ENTRIES SUPPLIED ->
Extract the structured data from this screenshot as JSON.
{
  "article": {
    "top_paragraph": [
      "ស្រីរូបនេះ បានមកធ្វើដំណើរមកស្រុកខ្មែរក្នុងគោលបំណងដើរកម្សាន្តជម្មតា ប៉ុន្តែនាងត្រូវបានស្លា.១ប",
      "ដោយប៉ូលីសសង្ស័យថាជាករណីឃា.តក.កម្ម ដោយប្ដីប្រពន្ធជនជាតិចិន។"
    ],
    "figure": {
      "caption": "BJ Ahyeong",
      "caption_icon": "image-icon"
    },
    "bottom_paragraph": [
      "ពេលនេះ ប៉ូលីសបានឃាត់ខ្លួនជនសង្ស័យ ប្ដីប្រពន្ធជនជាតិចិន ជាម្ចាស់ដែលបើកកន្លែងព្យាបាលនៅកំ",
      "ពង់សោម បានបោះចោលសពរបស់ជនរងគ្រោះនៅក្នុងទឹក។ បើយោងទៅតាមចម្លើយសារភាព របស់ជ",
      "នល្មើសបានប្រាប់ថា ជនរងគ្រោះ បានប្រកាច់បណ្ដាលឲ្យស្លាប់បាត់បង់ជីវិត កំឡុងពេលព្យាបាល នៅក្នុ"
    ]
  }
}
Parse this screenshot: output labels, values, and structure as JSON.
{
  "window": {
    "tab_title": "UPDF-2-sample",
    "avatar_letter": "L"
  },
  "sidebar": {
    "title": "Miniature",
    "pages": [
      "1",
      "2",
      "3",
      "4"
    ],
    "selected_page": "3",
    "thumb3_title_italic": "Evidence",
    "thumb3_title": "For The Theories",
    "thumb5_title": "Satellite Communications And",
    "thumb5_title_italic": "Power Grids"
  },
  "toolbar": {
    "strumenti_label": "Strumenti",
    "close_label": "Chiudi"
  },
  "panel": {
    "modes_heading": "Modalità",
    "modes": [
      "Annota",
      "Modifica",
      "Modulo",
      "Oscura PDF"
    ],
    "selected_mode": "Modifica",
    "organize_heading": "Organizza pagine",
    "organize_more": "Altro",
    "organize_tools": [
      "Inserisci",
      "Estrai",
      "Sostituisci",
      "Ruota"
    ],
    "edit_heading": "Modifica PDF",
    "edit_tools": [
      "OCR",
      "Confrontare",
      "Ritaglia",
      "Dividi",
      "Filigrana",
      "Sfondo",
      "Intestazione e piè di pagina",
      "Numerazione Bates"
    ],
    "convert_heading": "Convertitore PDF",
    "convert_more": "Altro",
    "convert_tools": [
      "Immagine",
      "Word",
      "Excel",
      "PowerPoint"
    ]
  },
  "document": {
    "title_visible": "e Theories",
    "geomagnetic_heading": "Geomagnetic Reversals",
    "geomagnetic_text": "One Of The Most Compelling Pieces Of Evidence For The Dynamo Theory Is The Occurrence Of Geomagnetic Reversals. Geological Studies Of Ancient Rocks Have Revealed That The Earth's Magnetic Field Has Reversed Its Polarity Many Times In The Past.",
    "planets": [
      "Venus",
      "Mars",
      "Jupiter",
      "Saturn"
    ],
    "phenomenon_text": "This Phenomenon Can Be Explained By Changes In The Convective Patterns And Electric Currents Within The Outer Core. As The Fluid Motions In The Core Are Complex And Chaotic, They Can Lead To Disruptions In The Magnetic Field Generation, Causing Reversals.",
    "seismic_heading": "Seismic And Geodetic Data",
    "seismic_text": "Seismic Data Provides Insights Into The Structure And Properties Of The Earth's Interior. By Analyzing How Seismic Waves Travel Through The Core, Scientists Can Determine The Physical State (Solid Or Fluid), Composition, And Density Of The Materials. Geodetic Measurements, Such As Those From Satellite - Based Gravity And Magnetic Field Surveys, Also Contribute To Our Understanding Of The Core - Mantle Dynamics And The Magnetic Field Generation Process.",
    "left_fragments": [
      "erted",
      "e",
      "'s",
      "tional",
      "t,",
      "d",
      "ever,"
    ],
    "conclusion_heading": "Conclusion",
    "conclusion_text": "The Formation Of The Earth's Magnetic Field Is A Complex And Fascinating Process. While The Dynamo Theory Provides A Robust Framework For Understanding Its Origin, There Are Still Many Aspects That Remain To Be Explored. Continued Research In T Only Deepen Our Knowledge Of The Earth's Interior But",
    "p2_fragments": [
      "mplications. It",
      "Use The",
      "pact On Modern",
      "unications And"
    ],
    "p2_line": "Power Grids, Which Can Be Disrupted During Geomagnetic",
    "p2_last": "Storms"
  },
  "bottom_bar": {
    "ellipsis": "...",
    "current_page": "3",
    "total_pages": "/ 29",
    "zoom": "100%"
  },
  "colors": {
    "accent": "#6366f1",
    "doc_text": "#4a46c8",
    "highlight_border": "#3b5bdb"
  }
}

DIRECTION -> Output the records verbatim, from the first line to the last.

CORRECT ANSWER ->
Extract the structured data from this screenshot as JSON.
{
  "article": {
    "top_paragraph": [
      "ស្រីរូបនេះ បានមកធ្វើដំណើរមកស្រុកខ្មែរក្នុងគោលបំណងដើរកម្សាន្តជម្មតា ប៉ុន្តែនាងត្រូវបានស្លា.១ប",
      "ដោយប៉ូលីសសង្ស័យថាជាករណីឃា.តក.កម្ម ដោយប្ដីប្រពន្ធជនជាតិចិន។"
    ],
    "figure": {
      "caption": "BJ Ahyeong",
      "caption_icon": "image-icon"
    },
    "bottom_paragraph": [
      "ពេលនេះ ប៉ូលីសបានឃាត់ខ្លួនជនសង្ស័យ ប្ដីប្រពន្ធជនជាតិចិន ជាម្ចាស់ដែលបើកកន្លែងព្យាបាលនៅកំ",
      "ពង់សោម បានបោះចោលសពរបស់ជនរងគ្រោះនៅក្នុងទឹក។ បើយោងទៅតាមចម្លើយសារភាព របស់ជ",
      "នល្មើសបានប្រាប់ថា ជនរងគ្រោះ បានប្រកាច់បណ្ដាលឲ្យស្លាប់បាត់បង់ជីវិត កំឡុងពេលព្យាបាល នៅក្នុ"
    ]
  }
}
Parse this screenshot: output labels, values, and structure as JSON.
{
  "window": {
    "tab_title": "UPDF-2-sample",
    "avatar_letter": "L"
  },
  "sidebar": {
    "title": "Miniature",
    "pages": [
      "1",
      "2",
      "3",
      "4"
    ],
    "selected_page": "3",
    "thumb3_title_italic": "Evidence",
    "thumb3_title": "For The Theories",
    "thumb5_title": "Satellite Communications And",
    "thumb5_title_italic": "Power Grids"
  },
  "toolbar": {
    "strumenti_label": "Strumenti",
    "close_label": "Chiudi"
  },
  "panel": {
    "modes_heading": "Modalità",
    "modes": [
      "Annota",
      "Modifica",
      "Modulo",
      "Oscura PDF"
    ],
    "selected_mode": "Modifica",
    "organize_heading": "Organizza pagine",
    "organize_more": "Altro",
    "organize_tools": [
      "Inserisci",
      "Estrai",
      "Sostituisci",
      "Ruota"
    ],
    "edit_heading": "Modifica PDF",
    "edit_tools": [
      "OCR",
      "Confrontare",
      "Ritaglia",
      "Dividi",
      "Filigrana",
      "Sfondo",
      "Intestazione e piè di pagina",
      "Numerazione Bates"
    ],
    "convert_heading": "Convertitore PDF",
    "convert_more": "Altro",
    "convert_tools": [
      "Immagine",
      "Word",
      "Excel",
      "PowerPoint"
    ]
  },
  "document": {
    "title_visible": "e Theories",
    "geomagnetic_heading": "Geomagnetic Reversals",
    "geomagnetic_text": "One Of The Most Compelling Pieces Of Evidence For The Dynamo Theory Is The Occurrence Of Geomagnetic Reversals. Geological Studies Of Ancient Rocks Have Revealed That The Earth's Magnetic Field Has Reversed Its Polarity Many Times In The Past.",
    "planets": [
      "Venus",
      "Mars",
      "Jupiter",
      "Saturn"
    ],
    "phenomenon_text": "This Phenomenon Can Be Explained By Changes In The Convective Patterns And Electric Currents Within The Outer Core. As The Fluid Motions In The Core Are Complex And Chaotic, They Can Lead To Disruptions In The Magnetic Field Generation, Causing Reversals.",
    "seismic_heading": "Seismic And Geodetic Data",
    "seismic_text": "Seismic Data Provides Insights Into The Structure And Properties Of The Earth's Interior. By Analyzing How Seismic Waves Travel Through The Core, Scientists Can Determine The Physical State (Solid Or Fluid), Composition, And Density Of The Materials. Geodetic Measurements, Such As Those From Satellite - Based Gravity And Magnetic Field Surveys, Also Contribute To Our Understanding Of The Core - Mantle Dynamics And The Magnetic Field Generation Process.",
    "left_fragments": [
      "erted",
      "e",
      "'s",
      "tional",
      "t,",
      "d",
      "ever,"
    ],
    "conclusion_heading": "Conclusion",
    "conclusion_text": "The Formation Of The Earth's Magnetic Field Is A Complex And Fascinating Process. While The Dynamo Theory Provides A Robust Framework For Understanding Its Origin, There Are Still Many Aspects That Remain To Be Explored. Continued Research In T Only Deepen Our Knowledge Of The Earth's Interior But",
    "p2_fragments": [
      "mplications. It",
      "Use The",
      "pact On Modern",
      "unications And"
    ],
    "p2_line": "Power Grids, Which Can Be Disrupted During Geomagnetic",
    "p2_last": "Storms"
  },
  "bottom_bar": {
    "ellipsis": "...",
    "current_page": "3",
    "total_pages": "/ 29",
    "zoom": "100%"
  },
  "colors": {
    "accent": "#6366f1",
    "doc_text": "#4a46c8",
    "highlight_border": "#3b5bdb"
  }
}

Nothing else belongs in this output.